Exercise
Rewrite the data from the line containing "breadcrumb-item-subcategory[interactable]: 맨투맨/스웨트 (아웃스탠딩)" through the line containing "brand-row: OUTSTANDING° 아웃스탠딩", putting "preview" wherever "thumbnail" appears and leaving everything else as it is.

⟨

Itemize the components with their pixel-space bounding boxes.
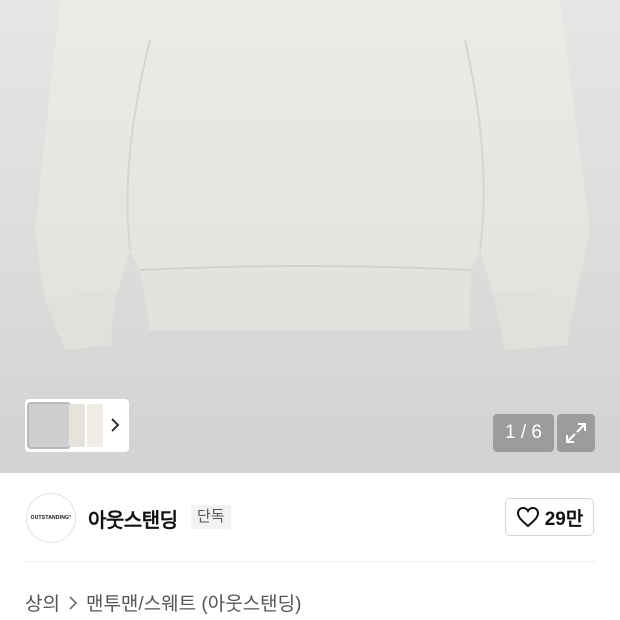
breadcrumb-item-subcategory[interactable]: 맨투맨/스웨트 (아웃스탠딩) [86,589,302,616]
thumbnail-1[interactable] [27,402,71,449]
brand-logo-text: OUTSTANDING° [30,515,72,521]
thumbnail-strip[interactable] [25,399,129,452]
thumbnail-3[interactable] [87,404,103,447]
heart-outline-icon [516,506,539,528]
exclusive-badge: 단독 [191,505,231,529]
breadcrumb-item-category[interactable]: 상의 [25,589,60,616]
brand-name[interactable]: 아웃스탠딩 [88,504,178,533]
brand-row: OUTSTANDING° 아웃스탠딩 단독 29만 [0,473,620,563]
thumbnail-2[interactable] [69,404,85,447]
like-button[interactable]: 29만 [505,498,594,536]
chevron-right-icon[interactable] [108,415,122,435]
expand-arrows-icon [566,423,586,443]
chevron-right-icon [69,595,78,610]
like-count: 29만 [544,508,584,530]
breadcrumb: 상의 맨투맨/스웨트 (아웃스탠딩) [25,589,301,616]
brand-logo[interactable]: OUTSTANDING° [26,493,76,543]
image-counter: 1 / 6 [493,414,554,452]
divider [25,561,595,562]
product-image-gallery[interactable]: 1 / 6 [0,0,620,473]
expand-image-button[interactable] [557,414,595,452]
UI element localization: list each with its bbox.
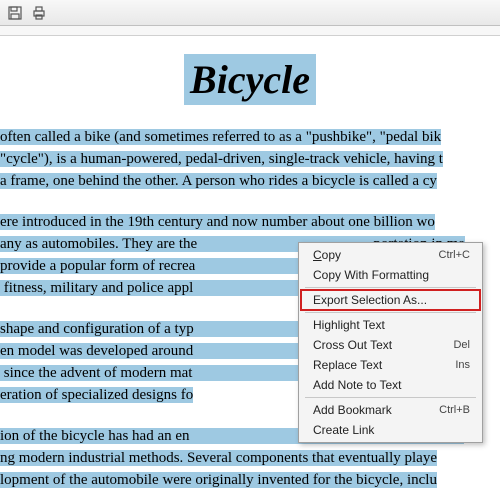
selected-text: ng modern industrial methods. Several co… [0,450,437,466]
selected-text: often called a bike (and sometimes refer… [0,129,441,145]
menu-label: Highlight Text [313,318,385,332]
sub-toolbar [0,26,500,36]
save-button[interactable] [6,4,24,22]
context-menu: Copy Ctrl+C Copy With Formatting Export … [298,242,483,443]
menu-highlight-text[interactable]: Highlight Text [301,315,480,335]
selected-text: ere introduced in the 19th century and n… [0,214,435,230]
toolbar [0,0,500,26]
page-title: Bicycle [184,54,316,105]
menu-label: Add Bookmark [313,403,392,417]
menu-label: Create Link [313,423,374,437]
menu-cross-out[interactable]: Cross Out Text Del [301,335,480,355]
menu-separator [305,397,476,398]
menu-separator [305,312,476,313]
menu-add-bookmark[interactable]: Add Bookmark Ctrl+B [301,400,480,420]
menu-label: Copy [313,248,341,262]
menu-copy[interactable]: Copy Ctrl+C [301,245,480,265]
menu-export-selection[interactable]: Export Selection As... [300,289,481,311]
menu-shortcut: Ctrl+B [439,404,470,416]
selected-text: lopment of the automobile were originall… [0,472,437,488]
menu-shortcut: Del [453,339,470,351]
menu-shortcut: Ins [455,359,470,371]
menu-add-note[interactable]: Add Note to Text [301,375,480,395]
selected-text: "cycle"), is a human-powered, pedal-driv… [0,151,443,167]
menu-label: Cross Out Text [313,338,392,352]
menu-copy-formatting[interactable]: Copy With Formatting [301,265,480,285]
selected-text: eration of specialized designs fo [0,387,193,403]
menu-replace-text[interactable]: Replace Text Ins [301,355,480,375]
menu-label: Replace Text [313,358,382,372]
paragraph-1: often called a bike (and sometimes refer… [0,127,500,192]
menu-label: Export Selection As... [313,293,427,307]
menu-create-link[interactable]: Create Link [301,420,480,440]
save-icon [7,5,23,21]
menu-shortcut: Ctrl+C [439,249,470,261]
menu-separator [305,287,476,288]
menu-label: Add Note to Text [313,378,402,392]
menu-label: Copy With Formatting [313,268,429,282]
print-button[interactable] [30,4,48,22]
print-icon [31,5,47,21]
selected-text: a frame, one behind the other. A person … [0,173,437,189]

⟩

Solution to the problem
breadcrumb-item-subcategory[interactable]: 맨투맨/스웨트 (아웃스탠딩) [86,589,302,616]
preview-1[interactable] [27,402,71,449]
brand-logo-text: OUTSTANDING° [30,515,72,521]
preview-strip[interactable] [25,399,129,452]
preview-3[interactable] [87,404,103,447]
heart-outline-icon [516,506,539,528]
exclusive-badge: 단독 [191,505,231,529]
breadcrumb-item-category[interactable]: 상의 [25,589,60,616]
brand-name[interactable]: 아웃스탠딩 [88,504,178,533]
brand-row: OUTSTANDING° 아웃스탠딩 단독 29만 [0,473,620,563]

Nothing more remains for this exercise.